> **What is asked**: Find the lines that contain the word "latest" and copy each one.

Recorded data

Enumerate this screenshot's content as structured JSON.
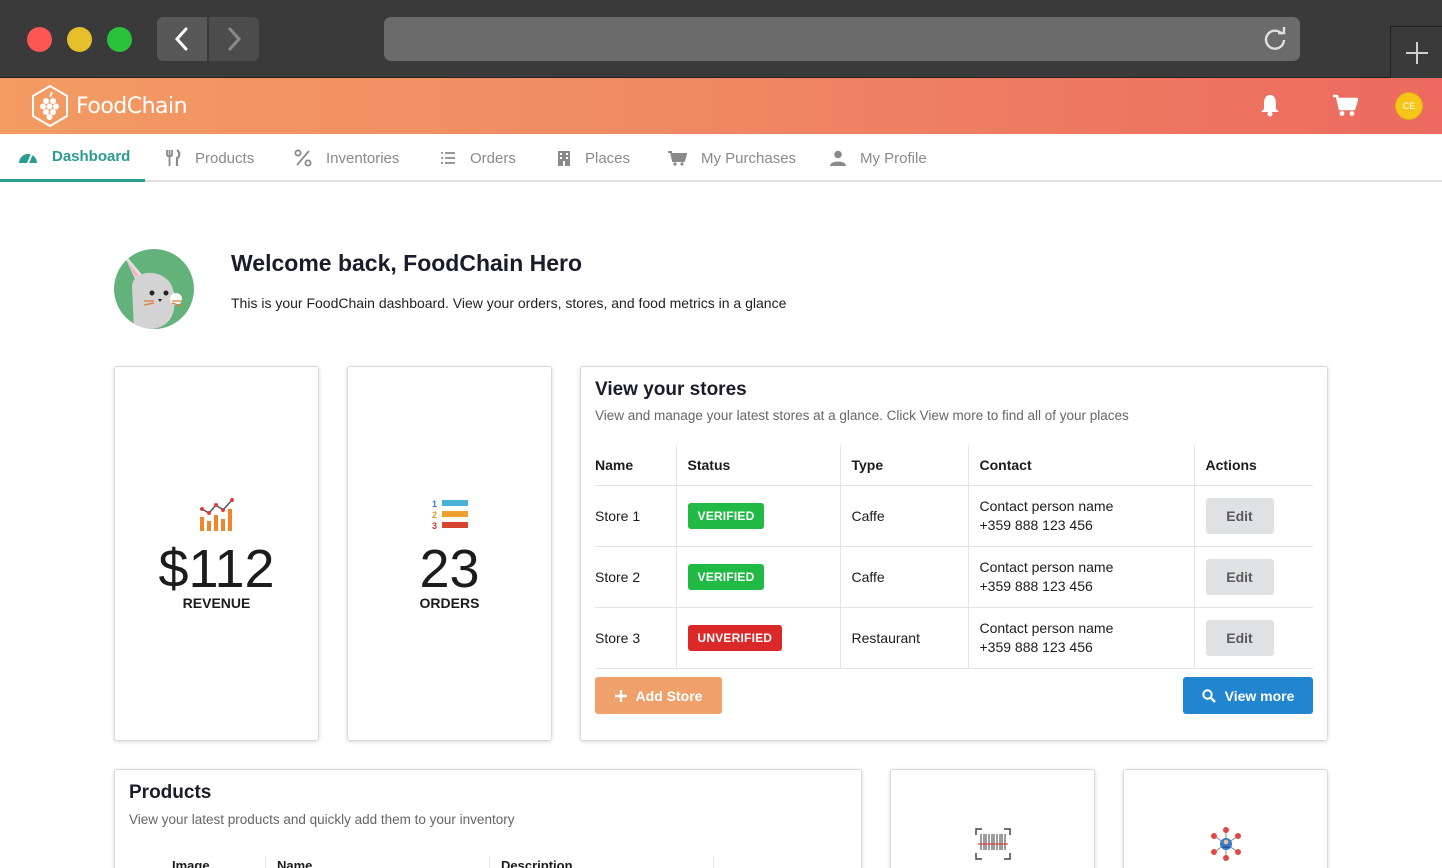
{
  "app": {
    "name": "FoodChain"
  },
  "header": {
    "avatar_initials": "CE"
  },
  "tabs": [
    {
      "label": "Dashboard",
      "icon": "dashboard-icon",
      "active": true
    },
    {
      "label": "Products",
      "icon": "utensils-icon"
    },
    {
      "label": "Inventories",
      "icon": "percent-icon"
    },
    {
      "label": "Orders",
      "icon": "list-icon"
    },
    {
      "label": "Places",
      "icon": "building-icon"
    },
    {
      "label": "My Purchases",
      "icon": "cart-icon"
    },
    {
      "label": "My Profile",
      "icon": "user-icon"
    }
  ],
  "welcome": {
    "title": "Welcome back, FoodChain Hero",
    "subtitle": "This is your FoodChain dashboard. View your orders, stores, and food metrics in a glance"
  },
  "stats": {
    "revenue": {
      "value": "$112",
      "label": "REVENUE"
    },
    "orders": {
      "value": "23",
      "label": "ORDERS"
    }
  },
  "stores": {
    "title": "View your stores",
    "subtitle": "View and manage your latest stores at a glance. Click View more to find all of your places",
    "columns": [
      "Name",
      "Status",
      "Type",
      "Contact",
      "Actions"
    ],
    "rows": [
      {
        "name": "Store 1",
        "status": "VERIFIED",
        "status_color": "#21ba45",
        "type": "Caffe",
        "contact_name": "Contact person name",
        "contact_phone": "+359 888 123 456",
        "action": "Edit"
      },
      {
        "name": "Store 2",
        "status": "VERIFIED",
        "status_color": "#21ba45",
        "type": "Caffe",
        "contact_name": "Contact person name",
        "contact_phone": "+359 888 123 456",
        "action": "Edit"
      },
      {
        "name": "Store 3",
        "status": "UNVERIFIED",
        "status_color": "#db2828",
        "type": "Restaurant",
        "contact_name": "Contact person name",
        "contact_phone": "+359 888 123 456",
        "action": "Edit"
      }
    ],
    "add_label": "Add Store",
    "more_label": "View more"
  },
  "products": {
    "title": "Products",
    "subtitle": "View your latest products and quickly add them to your inventory",
    "columns": [
      "Image",
      "Name",
      "Description"
    ]
  }
}
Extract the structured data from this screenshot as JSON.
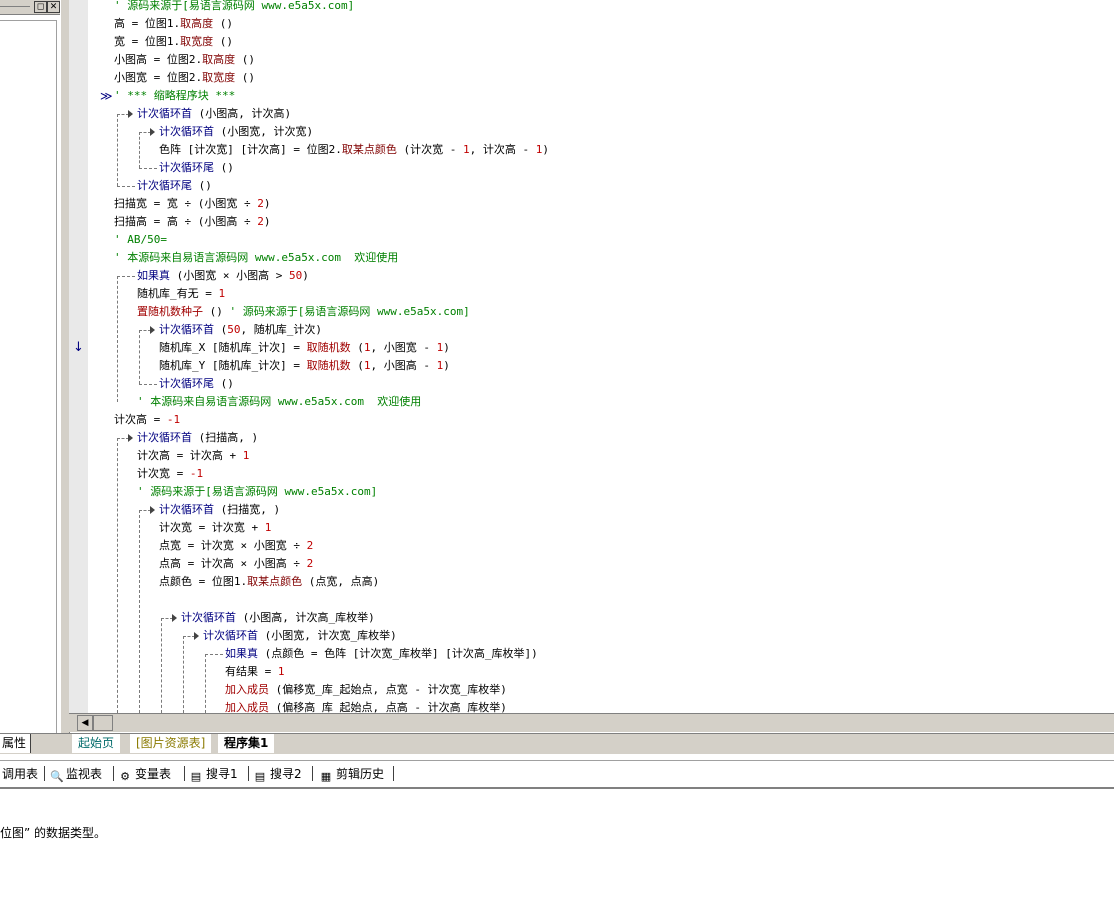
{
  "left_panel": {
    "tab_label": "属性"
  },
  "tabs": [
    {
      "label": "起始页"
    },
    {
      "label": "[图片资源表]"
    },
    {
      "label": "程序集1"
    }
  ],
  "bottom_toolbar": [
    {
      "label": "调用表",
      "icon": "call-table-icon"
    },
    {
      "label": "监视表",
      "icon": "magnifier-icon"
    },
    {
      "label": "变量表",
      "icon": "variables-icon"
    },
    {
      "label": "搜寻1",
      "icon": "search-results-icon"
    },
    {
      "label": "搜寻2",
      "icon": "search-results-icon"
    },
    {
      "label": "剪辑历史",
      "icon": "clipboard-icon"
    }
  ],
  "status_message": "位图” 的数据类型。",
  "code_lines": [
    {
      "segments": [
        {
          "t": "' 源码来源于[易语言源码网 www.e5a5x.com]",
          "c": "c"
        }
      ]
    },
    {
      "segments": [
        {
          "t": "高 = 位图1.",
          "c": "n"
        },
        {
          "t": "取高度",
          "c": "f"
        },
        {
          "t": " ()",
          "c": "n"
        }
      ]
    },
    {
      "segments": [
        {
          "t": "宽 = 位图1.",
          "c": "n"
        },
        {
          "t": "取宽度",
          "c": "f"
        },
        {
          "t": " ()",
          "c": "n"
        }
      ]
    },
    {
      "segments": [
        {
          "t": "小图高 = 位图2.",
          "c": "n"
        },
        {
          "t": "取高度",
          "c": "f"
        },
        {
          "t": " ()",
          "c": "n"
        }
      ]
    },
    {
      "segments": [
        {
          "t": "小图宽 = 位图2.",
          "c": "n"
        },
        {
          "t": "取宽度",
          "c": "f"
        },
        {
          "t": " ()",
          "c": "n"
        }
      ]
    },
    {
      "segments": [
        {
          "t": "' *** 缩略程序块 ***",
          "c": "c"
        }
      ]
    },
    {
      "segments": [
        {
          "t": "计次循环首",
          "c": "k"
        },
        {
          "t": " (小图高, 计次高)",
          "c": "n"
        }
      ]
    },
    {
      "segments": [
        {
          "t": "计次循环首",
          "c": "k"
        },
        {
          "t": " (小图宽, 计次宽)",
          "c": "n"
        }
      ]
    },
    {
      "segments": [
        {
          "t": "色阵 [计次宽] [计次高] = 位图2.",
          "c": "n"
        },
        {
          "t": "取某点颜色",
          "c": "f"
        },
        {
          "t": " (计次宽 - ",
          "c": "n"
        },
        {
          "t": "1",
          "c": "r"
        },
        {
          "t": ", 计次高 - ",
          "c": "n"
        },
        {
          "t": "1",
          "c": "r"
        },
        {
          "t": ")",
          "c": "n"
        }
      ]
    },
    {
      "segments": [
        {
          "t": "计次循环尾",
          "c": "k"
        },
        {
          "t": " ()",
          "c": "n"
        }
      ]
    },
    {
      "segments": [
        {
          "t": "计次循环尾",
          "c": "k"
        },
        {
          "t": " ()",
          "c": "n"
        }
      ]
    },
    {
      "segments": [
        {
          "t": "扫描宽 = 宽 ÷ (小图宽 ÷ ",
          "c": "n"
        },
        {
          "t": "2",
          "c": "r"
        },
        {
          "t": ")",
          "c": "n"
        }
      ]
    },
    {
      "segments": [
        {
          "t": "扫描高 = 高 ÷ (小图高 ÷ ",
          "c": "n"
        },
        {
          "t": "2",
          "c": "r"
        },
        {
          "t": ")",
          "c": "n"
        }
      ]
    },
    {
      "segments": [
        {
          "t": "' AB/50=",
          "c": "c"
        }
      ]
    },
    {
      "segments": [
        {
          "t": "' 本源码来自易语言源码网 www.e5a5x.com  欢迎使用",
          "c": "c"
        }
      ]
    },
    {
      "segments": [
        {
          "t": "如果真",
          "c": "k"
        },
        {
          "t": " (小图宽 × 小图高 > ",
          "c": "n"
        },
        {
          "t": "50",
          "c": "r"
        },
        {
          "t": ")",
          "c": "n"
        }
      ]
    },
    {
      "segments": [
        {
          "t": "随机库_有无 = ",
          "c": "n"
        },
        {
          "t": "1",
          "c": "r"
        }
      ]
    },
    {
      "segments": [
        {
          "t": "置随机数种子",
          "c": "d"
        },
        {
          "t": " () ",
          "c": "n"
        },
        {
          "t": "' 源码来源于[易语言源码网 www.e5a5x.com]",
          "c": "c"
        }
      ]
    },
    {
      "segments": [
        {
          "t": "计次循环首",
          "c": "k"
        },
        {
          "t": " (",
          "c": "n"
        },
        {
          "t": "50",
          "c": "r"
        },
        {
          "t": ", 随机库_计次)",
          "c": "n"
        }
      ]
    },
    {
      "segments": [
        {
          "t": "随机库_X [随机库_计次] = ",
          "c": "n"
        },
        {
          "t": "取随机数",
          "c": "d"
        },
        {
          "t": " (",
          "c": "n"
        },
        {
          "t": "1",
          "c": "r"
        },
        {
          "t": ", 小图宽 - ",
          "c": "n"
        },
        {
          "t": "1",
          "c": "r"
        },
        {
          "t": ")",
          "c": "n"
        }
      ]
    },
    {
      "segments": [
        {
          "t": "随机库_Y [随机库_计次] = ",
          "c": "n"
        },
        {
          "t": "取随机数",
          "c": "d"
        },
        {
          "t": " (",
          "c": "n"
        },
        {
          "t": "1",
          "c": "r"
        },
        {
          "t": ", 小图高 - ",
          "c": "n"
        },
        {
          "t": "1",
          "c": "r"
        },
        {
          "t": ")",
          "c": "n"
        }
      ]
    },
    {
      "segments": [
        {
          "t": "计次循环尾",
          "c": "k"
        },
        {
          "t": " ()",
          "c": "n"
        }
      ]
    },
    {
      "segments": [
        {
          "t": "' 本源码来自易语言源码网 www.e5a5x.com  欢迎使用",
          "c": "c"
        }
      ]
    },
    {
      "segments": [
        {
          "t": "计次高 = ",
          "c": "n"
        },
        {
          "t": "-1",
          "c": "r"
        }
      ]
    },
    {
      "segments": [
        {
          "t": "计次循环首",
          "c": "k"
        },
        {
          "t": " (扫描高, )",
          "c": "n"
        }
      ]
    },
    {
      "segments": [
        {
          "t": "计次高 = 计次高 + ",
          "c": "n"
        },
        {
          "t": "1",
          "c": "r"
        }
      ]
    },
    {
      "segments": [
        {
          "t": "计次宽 = ",
          "c": "n"
        },
        {
          "t": "-1",
          "c": "r"
        }
      ]
    },
    {
      "segments": [
        {
          "t": "' 源码来源于[易语言源码网 www.e5a5x.com]",
          "c": "c"
        }
      ]
    },
    {
      "segments": [
        {
          "t": "计次循环首",
          "c": "k"
        },
        {
          "t": " (扫描宽, )",
          "c": "n"
        }
      ]
    },
    {
      "segments": [
        {
          "t": "计次宽 = 计次宽 + ",
          "c": "n"
        },
        {
          "t": "1",
          "c": "r"
        }
      ]
    },
    {
      "segments": [
        {
          "t": "点宽 = 计次宽 × 小图宽 ÷ ",
          "c": "n"
        },
        {
          "t": "2",
          "c": "r"
        }
      ]
    },
    {
      "segments": [
        {
          "t": "点高 = 计次高 × 小图高 ÷ ",
          "c": "n"
        },
        {
          "t": "2",
          "c": "r"
        }
      ]
    },
    {
      "segments": [
        {
          "t": "点颜色 = 位图1.",
          "c": "n"
        },
        {
          "t": "取某点颜色",
          "c": "f"
        },
        {
          "t": " (点宽, 点高)",
          "c": "n"
        }
      ]
    },
    {
      "segments": []
    },
    {
      "segments": [
        {
          "t": "计次循环首",
          "c": "k"
        },
        {
          "t": " (小图高, 计次高_库枚举)",
          "c": "n"
        }
      ]
    },
    {
      "segments": [
        {
          "t": "计次循环首",
          "c": "k"
        },
        {
          "t": " (小图宽, 计次宽_库枚举)",
          "c": "n"
        }
      ]
    },
    {
      "segments": [
        {
          "t": "如果真",
          "c": "k"
        },
        {
          "t": " (点颜色 = 色阵 [计次宽_库枚举] [计次高_库枚举])",
          "c": "n"
        }
      ]
    },
    {
      "segments": [
        {
          "t": "有结果 = ",
          "c": "n"
        },
        {
          "t": "1",
          "c": "r"
        }
      ]
    },
    {
      "segments": [
        {
          "t": "加入成员",
          "c": "d"
        },
        {
          "t": " (偏移宽_库_起始点, 点宽 - 计次宽_库枚举)",
          "c": "n"
        }
      ]
    },
    {
      "segments": [
        {
          "t": "加入成员",
          "c": "d"
        },
        {
          "t": " (偏移高_库_起始点, 点高 - 计次高_库枚举)",
          "c": "n"
        }
      ]
    }
  ]
}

> **Task output**:
    "subtitle": "View and manage your latest stores at a glance. Click View more to find all of your places",
    "subtitle": "View your latest products and quickly add them to your inventory",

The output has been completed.